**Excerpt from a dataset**
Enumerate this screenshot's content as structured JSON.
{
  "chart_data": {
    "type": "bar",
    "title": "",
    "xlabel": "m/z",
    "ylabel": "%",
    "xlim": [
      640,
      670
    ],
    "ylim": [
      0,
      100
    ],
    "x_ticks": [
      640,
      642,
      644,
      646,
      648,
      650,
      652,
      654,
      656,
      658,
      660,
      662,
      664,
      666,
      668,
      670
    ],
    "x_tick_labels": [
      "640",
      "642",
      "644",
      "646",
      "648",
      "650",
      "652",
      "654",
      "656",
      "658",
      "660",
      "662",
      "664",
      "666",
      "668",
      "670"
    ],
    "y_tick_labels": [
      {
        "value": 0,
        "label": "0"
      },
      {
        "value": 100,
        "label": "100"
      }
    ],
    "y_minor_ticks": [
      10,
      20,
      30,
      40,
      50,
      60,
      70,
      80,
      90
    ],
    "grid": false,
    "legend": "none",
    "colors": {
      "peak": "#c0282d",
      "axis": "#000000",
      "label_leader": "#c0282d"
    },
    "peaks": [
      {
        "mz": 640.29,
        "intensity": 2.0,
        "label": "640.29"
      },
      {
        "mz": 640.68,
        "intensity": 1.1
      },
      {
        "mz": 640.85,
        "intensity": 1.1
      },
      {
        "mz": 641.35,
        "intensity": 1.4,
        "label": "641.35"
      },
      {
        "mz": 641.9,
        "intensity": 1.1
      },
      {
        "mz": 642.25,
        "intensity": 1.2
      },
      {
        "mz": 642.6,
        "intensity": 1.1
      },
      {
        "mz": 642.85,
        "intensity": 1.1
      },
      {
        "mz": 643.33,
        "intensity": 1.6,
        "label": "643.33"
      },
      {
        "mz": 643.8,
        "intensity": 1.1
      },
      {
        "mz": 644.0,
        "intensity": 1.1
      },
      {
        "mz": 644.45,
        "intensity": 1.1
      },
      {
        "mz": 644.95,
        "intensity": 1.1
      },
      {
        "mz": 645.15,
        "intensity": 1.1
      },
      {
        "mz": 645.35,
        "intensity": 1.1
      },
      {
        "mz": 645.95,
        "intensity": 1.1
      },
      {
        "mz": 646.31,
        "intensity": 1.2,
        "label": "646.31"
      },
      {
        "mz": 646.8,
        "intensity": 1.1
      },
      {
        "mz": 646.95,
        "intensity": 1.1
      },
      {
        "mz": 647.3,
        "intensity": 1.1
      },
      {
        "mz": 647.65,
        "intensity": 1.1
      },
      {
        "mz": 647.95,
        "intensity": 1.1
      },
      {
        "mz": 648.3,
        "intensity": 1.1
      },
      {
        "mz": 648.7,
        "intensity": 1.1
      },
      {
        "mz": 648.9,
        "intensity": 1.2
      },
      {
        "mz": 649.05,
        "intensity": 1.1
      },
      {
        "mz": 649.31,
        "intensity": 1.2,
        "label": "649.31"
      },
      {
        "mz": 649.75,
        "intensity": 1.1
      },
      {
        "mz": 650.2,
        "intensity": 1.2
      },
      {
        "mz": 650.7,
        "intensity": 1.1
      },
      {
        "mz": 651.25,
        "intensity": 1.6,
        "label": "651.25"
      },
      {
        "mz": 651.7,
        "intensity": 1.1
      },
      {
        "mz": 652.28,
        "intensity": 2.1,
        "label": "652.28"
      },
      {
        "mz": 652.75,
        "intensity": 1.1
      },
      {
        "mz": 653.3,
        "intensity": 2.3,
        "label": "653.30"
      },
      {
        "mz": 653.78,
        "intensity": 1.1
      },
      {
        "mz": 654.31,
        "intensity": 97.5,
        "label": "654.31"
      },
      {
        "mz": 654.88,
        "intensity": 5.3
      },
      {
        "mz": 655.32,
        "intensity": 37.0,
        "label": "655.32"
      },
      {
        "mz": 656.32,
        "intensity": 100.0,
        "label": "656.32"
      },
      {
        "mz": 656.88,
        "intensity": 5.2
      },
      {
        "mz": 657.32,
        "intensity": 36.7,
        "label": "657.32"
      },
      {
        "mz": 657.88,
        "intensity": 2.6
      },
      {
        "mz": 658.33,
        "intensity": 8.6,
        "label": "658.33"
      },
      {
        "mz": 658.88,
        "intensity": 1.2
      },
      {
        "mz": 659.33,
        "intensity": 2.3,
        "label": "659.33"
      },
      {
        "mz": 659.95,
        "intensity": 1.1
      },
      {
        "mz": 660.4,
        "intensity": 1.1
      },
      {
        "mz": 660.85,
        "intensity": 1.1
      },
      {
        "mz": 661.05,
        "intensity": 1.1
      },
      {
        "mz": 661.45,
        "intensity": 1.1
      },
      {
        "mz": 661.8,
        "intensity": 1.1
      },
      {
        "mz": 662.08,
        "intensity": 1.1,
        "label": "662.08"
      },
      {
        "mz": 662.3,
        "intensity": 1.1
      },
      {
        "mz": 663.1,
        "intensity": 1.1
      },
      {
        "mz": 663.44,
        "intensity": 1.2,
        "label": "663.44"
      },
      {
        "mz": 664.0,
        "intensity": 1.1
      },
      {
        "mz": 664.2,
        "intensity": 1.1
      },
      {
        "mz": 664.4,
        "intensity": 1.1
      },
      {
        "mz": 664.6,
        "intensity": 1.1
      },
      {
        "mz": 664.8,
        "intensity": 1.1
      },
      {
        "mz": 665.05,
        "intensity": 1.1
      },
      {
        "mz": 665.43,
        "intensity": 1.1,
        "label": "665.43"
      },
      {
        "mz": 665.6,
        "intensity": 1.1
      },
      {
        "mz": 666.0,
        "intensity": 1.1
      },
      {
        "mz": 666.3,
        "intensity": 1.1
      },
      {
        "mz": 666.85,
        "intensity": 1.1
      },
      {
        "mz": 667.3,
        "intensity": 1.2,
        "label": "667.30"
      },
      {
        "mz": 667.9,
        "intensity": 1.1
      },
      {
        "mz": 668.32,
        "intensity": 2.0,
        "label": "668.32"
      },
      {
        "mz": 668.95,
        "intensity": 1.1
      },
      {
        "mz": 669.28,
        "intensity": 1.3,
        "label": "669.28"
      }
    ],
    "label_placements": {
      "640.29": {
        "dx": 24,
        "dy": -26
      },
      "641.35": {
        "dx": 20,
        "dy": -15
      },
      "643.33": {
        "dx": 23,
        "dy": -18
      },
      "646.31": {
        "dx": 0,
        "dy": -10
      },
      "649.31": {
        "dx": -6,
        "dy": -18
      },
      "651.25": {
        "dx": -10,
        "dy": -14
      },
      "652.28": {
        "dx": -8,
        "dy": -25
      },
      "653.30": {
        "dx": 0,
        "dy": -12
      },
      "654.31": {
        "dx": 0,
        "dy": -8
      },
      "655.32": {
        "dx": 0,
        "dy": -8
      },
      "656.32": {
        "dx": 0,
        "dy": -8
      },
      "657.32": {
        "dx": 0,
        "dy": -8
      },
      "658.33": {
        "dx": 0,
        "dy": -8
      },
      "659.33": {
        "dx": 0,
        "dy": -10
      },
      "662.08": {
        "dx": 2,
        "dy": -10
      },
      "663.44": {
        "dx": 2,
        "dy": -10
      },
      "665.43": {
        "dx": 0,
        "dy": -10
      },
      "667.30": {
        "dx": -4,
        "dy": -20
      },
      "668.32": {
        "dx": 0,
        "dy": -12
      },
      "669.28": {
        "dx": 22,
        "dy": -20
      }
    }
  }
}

**Goal**
The lines above should be duplicated exactly.

**Written response**
Enumerate this screenshot's content as structured JSON.
{
  "chart_data": {
    "type": "bar",
    "title": "",
    "xlabel": "m/z",
    "ylabel": "%",
    "xlim": [
      640,
      670
    ],
    "ylim": [
      0,
      100
    ],
    "x_ticks": [
      640,
      642,
      644,
      646,
      648,
      650,
      652,
      654,
      656,
      658,
      660,
      662,
      664,
      666,
      668,
      670
    ],
    "x_tick_labels": [
      "640",
      "642",
      "644",
      "646",
      "648",
      "650",
      "652",
      "654",
      "656",
      "658",
      "660",
      "662",
      "664",
      "666",
      "668",
      "670"
    ],
    "y_tick_labels": [
      {
        "value": 0,
        "label": "0"
      },
      {
        "value": 100,
        "label": "100"
      }
    ],
    "y_minor_ticks": [
      10,
      20,
      30,
      40,
      50,
      60,
      70,
      80,
      90
    ],
    "grid": false,
    "legend": "none",
    "colors": {
      "peak": "#c0282d",
      "axis": "#000000",
      "label_leader": "#c0282d"
    },
    "peaks": [
      {
        "mz": 640.29,
        "intensity": 2.0,
        "label": "640.29"
      },
      {
        "mz": 640.68,
        "intensity": 1.1
      },
      {
        "mz": 640.85,
        "intensity": 1.1
      },
      {
        "mz": 641.35,
        "intensity": 1.4,
        "label": "641.35"
      },
      {
        "mz": 641.9,
        "intensity": 1.1
      },
      {
        "mz": 642.25,
        "intensity": 1.2
      },
      {
        "mz": 642.6,
        "intensity": 1.1
      },
      {
        "mz": 642.85,
        "intensity": 1.1
      },
      {
        "mz": 643.33,
        "intensity": 1.6,
        "label": "643.33"
      },
      {
        "mz": 643.8,
        "intensity": 1.1
      },
      {
        "mz": 644.0,
        "intensity": 1.1
      },
      {
        "mz": 644.45,
        "intensity": 1.1
      },
      {
        "mz": 644.95,
        "intensity": 1.1
      },
      {
        "mz": 645.15,
        "intensity": 1.1
      },
      {
        "mz": 645.35,
        "intensity": 1.1
      },
      {
        "mz": 645.95,
        "intensity": 1.1
      },
      {
        "mz": 646.31,
        "intensity": 1.2,
        "label": "646.31"
      },
      {
        "mz": 646.8,
        "intensity": 1.1
      },
      {
        "mz": 646.95,
        "intensity": 1.1
      },
      {
        "mz": 647.3,
        "intensity": 1.1
      },
      {
        "mz": 647.65,
        "intensity": 1.1
      },
      {
        "mz": 647.95,
        "intensity": 1.1
      },
      {
        "mz": 648.3,
        "intensity": 1.1
      },
      {
        "mz": 648.7,
        "intensity": 1.1
      },
      {
        "mz": 648.9,
        "intensity": 1.2
      },
      {
        "mz": 649.05,
        "intensity": 1.1
      },
      {
        "mz": 649.31,
        "intensity": 1.2,
        "label": "649.31"
      },
      {
        "mz": 649.75,
        "intensity": 1.1
      },
      {
        "mz": 650.2,
        "intensity": 1.2
      },
      {
        "mz": 650.7,
        "intensity": 1.1
      },
      {
        "mz": 651.25,
        "intensity": 1.6,
        "label": "651.25"
      },
      {
        "mz": 651.7,
        "intensity": 1.1
      },
      {
        "mz": 652.28,
        "intensity": 2.1,
        "label": "652.28"
      },
      {
        "mz": 652.75,
        "intensity": 1.1
      },
      {
        "mz": 653.3,
        "intensity": 2.3,
        "label": "653.30"
      },
      {
        "mz": 653.78,
        "intensity": 1.1
      },
      {
        "mz": 654.31,
        "intensity": 97.5,
        "label": "654.31"
      },
      {
        "mz": 654.88,
        "intensity": 5.3
      },
      {
        "mz": 655.32,
        "intensity": 37.0,
        "label": "655.32"
      },
      {
        "mz": 656.32,
        "intensity": 100.0,
        "label": "656.32"
      },
      {
        "mz": 656.88,
        "intensity": 5.2
      },
      {
        "mz": 657.32,
        "intensity": 36.7,
        "label": "657.32"
      },
      {
        "mz": 657.88,
        "intensity": 2.6
      },
      {
        "mz": 658.33,
        "intensity": 8.6,
        "label": "658.33"
      },
      {
        "mz": 658.88,
        "intensity": 1.2
      },
      {
        "mz": 659.33,
        "intensity": 2.3,
        "label": "659.33"
      },
      {
        "mz": 659.95,
        "intensity": 1.1
      },
      {
        "mz": 660.4,
        "intensity": 1.1
      },
      {
        "mz": 660.85,
        "intensity": 1.1
      },
      {
        "mz": 661.05,
        "intensity": 1.1
      },
      {
        "mz": 661.45,
        "intensity": 1.1
      },
      {
        "mz": 661.8,
        "intensity": 1.1
      },
      {
        "mz": 662.08,
        "intensity": 1.1,
        "label": "662.08"
      },
      {
        "mz": 662.3,
        "intensity": 1.1
      },
      {
        "mz": 663.1,
        "intensity": 1.1
      },
      {
        "mz": 663.44,
        "intensity": 1.2,
        "label": "663.44"
      },
      {
        "mz": 664.0,
        "intensity": 1.1
      },
      {
        "mz": 664.2,
        "intensity": 1.1
      },
      {
        "mz": 664.4,
        "intensity": 1.1
      },
      {
        "mz": 664.6,
        "intensity": 1.1
      },
      {
        "mz": 664.8,
        "intensity": 1.1
      },
      {
        "mz": 665.05,
        "intensity": 1.1
      },
      {
        "mz": 665.43,
        "intensity": 1.1,
        "label": "665.43"
      },
      {
        "mz": 665.6,
        "intensity": 1.1
      },
      {
        "mz": 666.0,
        "intensity": 1.1
      },
      {
        "mz": 666.3,
        "intensity": 1.1
      },
      {
        "mz": 666.85,
        "intensity": 1.1
      },
      {
        "mz": 667.3,
        "intensity": 1.2,
        "label": "667.30"
      },
      {
        "mz": 667.9,
        "intensity": 1.1
      },
      {
        "mz": 668.32,
        "intensity": 2.0,
        "label": "668.32"
      },
      {
        "mz": 668.95,
        "intensity": 1.1
      },
      {
        "mz": 669.28,
        "intensity": 1.3,
        "label": "669.28"
      }
    ],
    "label_placements": {
      "640.29": {
        "dx": 24,
        "dy": -26
      },
      "641.35": {
        "dx": 20,
        "dy": -15
      },
      "643.33": {
        "dx": 23,
        "dy": -18
      },
      "646.31": {
        "dx": 0,
        "dy": -10
      },
      "649.31": {
        "dx": -6,
        "dy": -18
      },
      "651.25": {
        "dx": -10,
        "dy": -14
      },
      "652.28": {
        "dx": -8,
        "dy": -25
      },
      "653.30": {
        "dx": 0,
        "dy": -12
      },
      "654.31": {
        "dx": 0,
        "dy": -8
      },
      "655.32": {
        "dx": 0,
        "dy": -8
      },
      "656.32": {
        "dx": 0,
        "dy": -8
      },
      "657.32": {
        "dx": 0,
        "dy": -8
      },
      "658.33": {
        "dx": 0,
        "dy": -8
      },
      "659.33": {
        "dx": 0,
        "dy": -10
      },
      "662.08": {
        "dx": 2,
        "dy": -10
      },
      "663.44": {
        "dx": 2,
        "dy": -10
      },
      "665.43": {
        "dx": 0,
        "dy": -10
      },
      "667.30": {
        "dx": -4,
        "dy": -20
      },
      "668.32": {
        "dx": 0,
        "dy": -12
      },
      "669.28": {
        "dx": 22,
        "dy": -20
      }
    }
  }
}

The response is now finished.